_PROBLEM DETAILS_. Reproduce the listing below exactly. Pictures do not belong in the copy.
--- Start PROVIDED DATA ---
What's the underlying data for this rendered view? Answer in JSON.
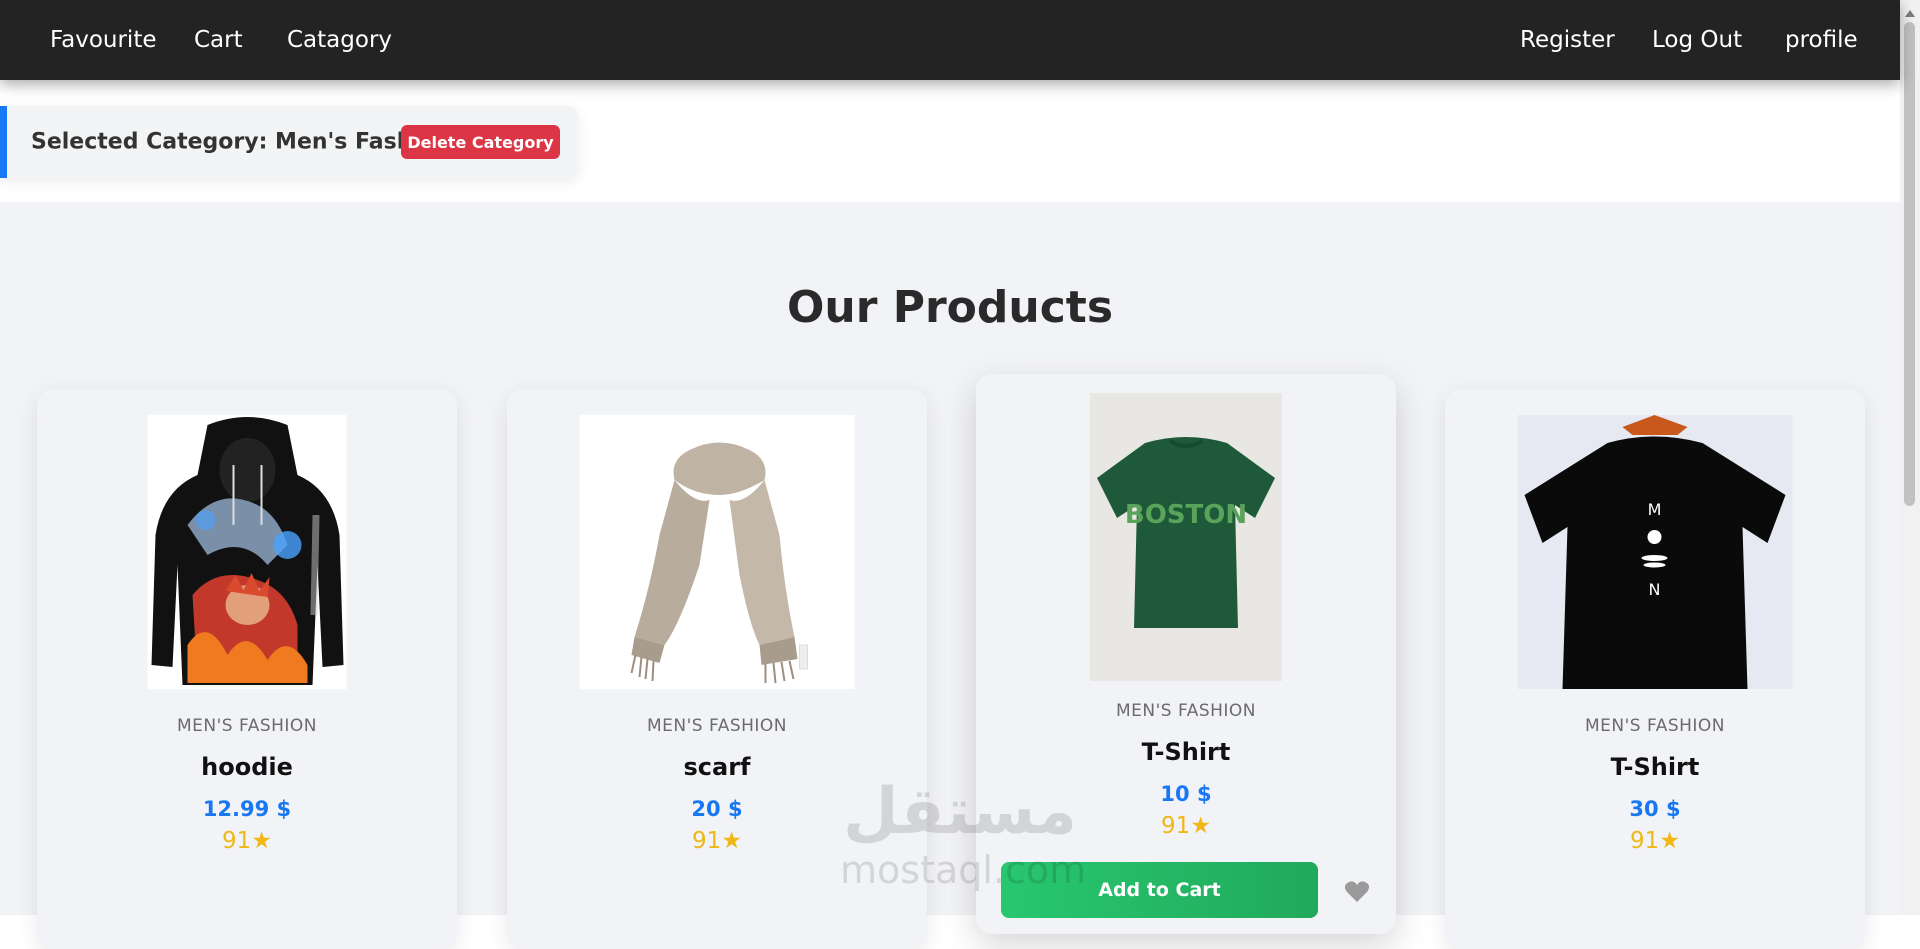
{
  "navbar": {
    "left_links": [
      "Favourite",
      "Cart",
      "Catagory"
    ],
    "right_links": [
      "Register",
      "Log Out",
      "profile"
    ]
  },
  "category_banner": {
    "text": "Selected Category: Men's Fashion",
    "delete_label": "Delete Category",
    "accent_color": "#1877f2"
  },
  "products_section": {
    "title": "Our Products",
    "products": [
      {
        "category": "MEN'S FASHION",
        "name": "hoodie",
        "price": "12.99 $",
        "rating": "91★",
        "image": "hoodie-image"
      },
      {
        "category": "MEN'S FASHION",
        "name": "scarf",
        "price": "20 $",
        "rating": "91★",
        "image": "scarf-image"
      },
      {
        "category": "MEN'S FASHION",
        "name": "T-Shirt",
        "price": "10 $",
        "rating": "91★",
        "image": "green-tshirt-image",
        "add_to_cart_label": "Add to Cart",
        "favourite_icon": "heart-icon"
      },
      {
        "category": "MEN'S FASHION",
        "name": "T-Shirt",
        "price": "30 $",
        "rating": "91★",
        "image": "black-tshirt-image"
      }
    ]
  },
  "watermark": {
    "arabic": "مستقل",
    "latin": "mostaql.com"
  },
  "colors": {
    "price": "#1877f2",
    "rating": "#f0b719",
    "delete": "#dc3545",
    "add_to_cart": "#28c76f"
  }
}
--- End PROVIDED DATA ---
_FINISHED EXERCISE_.
What's the underlying data for this rendered view? Answer in JSON.
{
  "navbar": {
    "left_links": [
      "Favourite",
      "Cart",
      "Catagory"
    ],
    "right_links": [
      "Register",
      "Log Out",
      "profile"
    ]
  },
  "category_banner": {
    "text": "Selected Category: Men's Fashion",
    "delete_label": "Delete Category",
    "accent_color": "#1877f2"
  },
  "products_section": {
    "title": "Our Products",
    "products": [
      {
        "category": "MEN'S FASHION",
        "name": "hoodie",
        "price": "12.99 $",
        "rating": "91★",
        "image": "hoodie-image"
      },
      {
        "category": "MEN'S FASHION",
        "name": "scarf",
        "price": "20 $",
        "rating": "91★",
        "image": "scarf-image"
      },
      {
        "category": "MEN'S FASHION",
        "name": "T-Shirt",
        "price": "10 $",
        "rating": "91★",
        "image": "green-tshirt-image",
        "add_to_cart_label": "Add to Cart",
        "favourite_icon": "heart-icon"
      },
      {
        "category": "MEN'S FASHION",
        "name": "T-Shirt",
        "price": "30 $",
        "rating": "91★",
        "image": "black-tshirt-image"
      }
    ]
  },
  "watermark": {
    "arabic": "مستقل",
    "latin": "mostaql.com"
  },
  "colors": {
    "price": "#1877f2",
    "rating": "#f0b719",
    "delete": "#dc3545",
    "add_to_cart": "#28c76f"
  }
}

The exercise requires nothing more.